Short exercise
Type out the material below exactly.

Provided records
****************************************

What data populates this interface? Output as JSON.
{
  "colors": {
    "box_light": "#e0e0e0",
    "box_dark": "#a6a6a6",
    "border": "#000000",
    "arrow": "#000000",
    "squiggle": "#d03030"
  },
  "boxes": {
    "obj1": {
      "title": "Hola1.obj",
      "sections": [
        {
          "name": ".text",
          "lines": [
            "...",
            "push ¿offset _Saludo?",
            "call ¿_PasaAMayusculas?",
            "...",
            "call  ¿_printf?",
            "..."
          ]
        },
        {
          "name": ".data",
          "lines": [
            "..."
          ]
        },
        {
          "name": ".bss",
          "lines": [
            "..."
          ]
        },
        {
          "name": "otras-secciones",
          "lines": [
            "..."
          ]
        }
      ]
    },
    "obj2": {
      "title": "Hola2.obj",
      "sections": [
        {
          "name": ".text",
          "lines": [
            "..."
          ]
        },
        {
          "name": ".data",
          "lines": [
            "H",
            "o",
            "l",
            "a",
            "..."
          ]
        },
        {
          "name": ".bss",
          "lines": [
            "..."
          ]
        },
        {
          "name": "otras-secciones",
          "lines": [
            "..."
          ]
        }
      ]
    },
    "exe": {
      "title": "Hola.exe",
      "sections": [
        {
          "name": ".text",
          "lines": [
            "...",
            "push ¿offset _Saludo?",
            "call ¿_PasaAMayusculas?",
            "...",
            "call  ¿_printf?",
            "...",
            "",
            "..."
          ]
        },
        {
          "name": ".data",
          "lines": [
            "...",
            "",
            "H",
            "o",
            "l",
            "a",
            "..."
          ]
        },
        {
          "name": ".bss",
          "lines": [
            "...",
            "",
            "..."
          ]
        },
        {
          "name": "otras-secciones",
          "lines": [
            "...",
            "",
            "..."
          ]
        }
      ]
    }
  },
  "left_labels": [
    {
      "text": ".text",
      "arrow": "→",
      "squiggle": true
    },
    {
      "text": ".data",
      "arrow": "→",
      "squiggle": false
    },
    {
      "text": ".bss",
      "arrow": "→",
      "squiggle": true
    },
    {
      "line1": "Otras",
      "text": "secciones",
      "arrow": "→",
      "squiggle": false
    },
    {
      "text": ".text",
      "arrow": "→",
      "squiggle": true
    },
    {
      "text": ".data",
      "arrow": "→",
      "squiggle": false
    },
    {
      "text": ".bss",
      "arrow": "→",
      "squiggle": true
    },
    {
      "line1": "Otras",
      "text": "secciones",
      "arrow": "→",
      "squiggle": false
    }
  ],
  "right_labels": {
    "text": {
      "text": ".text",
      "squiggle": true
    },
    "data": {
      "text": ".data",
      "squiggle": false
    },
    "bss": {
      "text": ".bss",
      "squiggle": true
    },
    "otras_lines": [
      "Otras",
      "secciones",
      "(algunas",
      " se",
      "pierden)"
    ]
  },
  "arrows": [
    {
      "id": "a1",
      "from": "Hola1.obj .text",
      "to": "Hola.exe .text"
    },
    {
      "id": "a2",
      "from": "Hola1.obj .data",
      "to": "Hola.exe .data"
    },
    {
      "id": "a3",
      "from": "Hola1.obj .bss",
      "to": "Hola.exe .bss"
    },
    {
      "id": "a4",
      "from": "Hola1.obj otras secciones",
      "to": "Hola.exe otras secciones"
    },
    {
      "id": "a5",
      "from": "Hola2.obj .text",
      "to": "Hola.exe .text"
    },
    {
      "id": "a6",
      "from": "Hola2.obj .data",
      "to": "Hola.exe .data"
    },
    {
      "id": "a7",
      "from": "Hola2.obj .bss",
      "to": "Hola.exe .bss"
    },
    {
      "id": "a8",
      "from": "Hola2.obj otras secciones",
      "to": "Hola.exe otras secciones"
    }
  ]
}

****************************************

Response to this exercise
What data populates this interface? Output as JSON.
{
  "colors": {
    "box_light": "#e0e0e0",
    "box_dark": "#a6a6a6",
    "border": "#000000",
    "arrow": "#000000",
    "squiggle": "#d03030"
  },
  "boxes": {
    "obj1": {
      "title": "Hola1.obj",
      "sections": [
        {
          "name": ".text",
          "lines": [
            "...",
            "push ¿offset _Saludo?",
            "call ¿_PasaAMayusculas?",
            "...",
            "call  ¿_printf?",
            "..."
          ]
        },
        {
          "name": ".data",
          "lines": [
            "..."
          ]
        },
        {
          "name": ".bss",
          "lines": [
            "..."
          ]
        },
        {
          "name": "otras-secciones",
          "lines": [
            "..."
          ]
        }
      ]
    },
    "obj2": {
      "title": "Hola2.obj",
      "sections": [
        {
          "name": ".text",
          "lines": [
            "..."
          ]
        },
        {
          "name": ".data",
          "lines": [
            "H",
            "o",
            "l",
            "a",
            "..."
          ]
        },
        {
          "name": ".bss",
          "lines": [
            "..."
          ]
        },
        {
          "name": "otras-secciones",
          "lines": [
            "..."
          ]
        }
      ]
    },
    "exe": {
      "title": "Hola.exe",
      "sections": [
        {
          "name": ".text",
          "lines": [
            "...",
            "push ¿offset _Saludo?",
            "call ¿_PasaAMayusculas?",
            "...",
            "call  ¿_printf?",
            "...",
            "",
            "..."
          ]
        },
        {
          "name": ".data",
          "lines": [
            "...",
            "",
            "H",
            "o",
            "l",
            "a",
            "..."
          ]
        },
        {
          "name": ".bss",
          "lines": [
            "...",
            "",
            "..."
          ]
        },
        {
          "name": "otras-secciones",
          "lines": [
            "...",
            "",
            "..."
          ]
        }
      ]
    }
  },
  "left_labels": [
    {
      "text": ".text",
      "arrow": "→",
      "squiggle": true
    },
    {
      "text": ".data",
      "arrow": "→",
      "squiggle": false
    },
    {
      "text": ".bss",
      "arrow": "→",
      "squiggle": true
    },
    {
      "line1": "Otras",
      "text": "secciones",
      "arrow": "→",
      "squiggle": false
    },
    {
      "text": ".text",
      "arrow": "→",
      "squiggle": true
    },
    {
      "text": ".data",
      "arrow": "→",
      "squiggle": false
    },
    {
      "text": ".bss",
      "arrow": "→",
      "squiggle": true
    },
    {
      "line1": "Otras",
      "text": "secciones",
      "arrow": "→",
      "squiggle": false
    }
  ],
  "right_labels": {
    "text": {
      "text": ".text",
      "squiggle": true
    },
    "data": {
      "text": ".data",
      "squiggle": false
    },
    "bss": {
      "text": ".bss",
      "squiggle": true
    },
    "otras_lines": [
      "Otras",
      "secciones",
      "(algunas",
      " se",
      "pierden)"
    ]
  },
  "arrows": [
    {
      "id": "a1",
      "from": "Hola1.obj .text",
      "to": "Hola.exe .text"
    },
    {
      "id": "a2",
      "from": "Hola1.obj .data",
      "to": "Hola.exe .data"
    },
    {
      "id": "a3",
      "from": "Hola1.obj .bss",
      "to": "Hola.exe .bss"
    },
    {
      "id": "a4",
      "from": "Hola1.obj otras secciones",
      "to": "Hola.exe otras secciones"
    },
    {
      "id": "a5",
      "from": "Hola2.obj .text",
      "to": "Hola.exe .text"
    },
    {
      "id": "a6",
      "from": "Hola2.obj .data",
      "to": "Hola.exe .data"
    },
    {
      "id": "a7",
      "from": "Hola2.obj .bss",
      "to": "Hola.exe .bss"
    },
    {
      "id": "a8",
      "from": "Hola2.obj otras secciones",
      "to": "Hola.exe otras secciones"
    }
  ]
}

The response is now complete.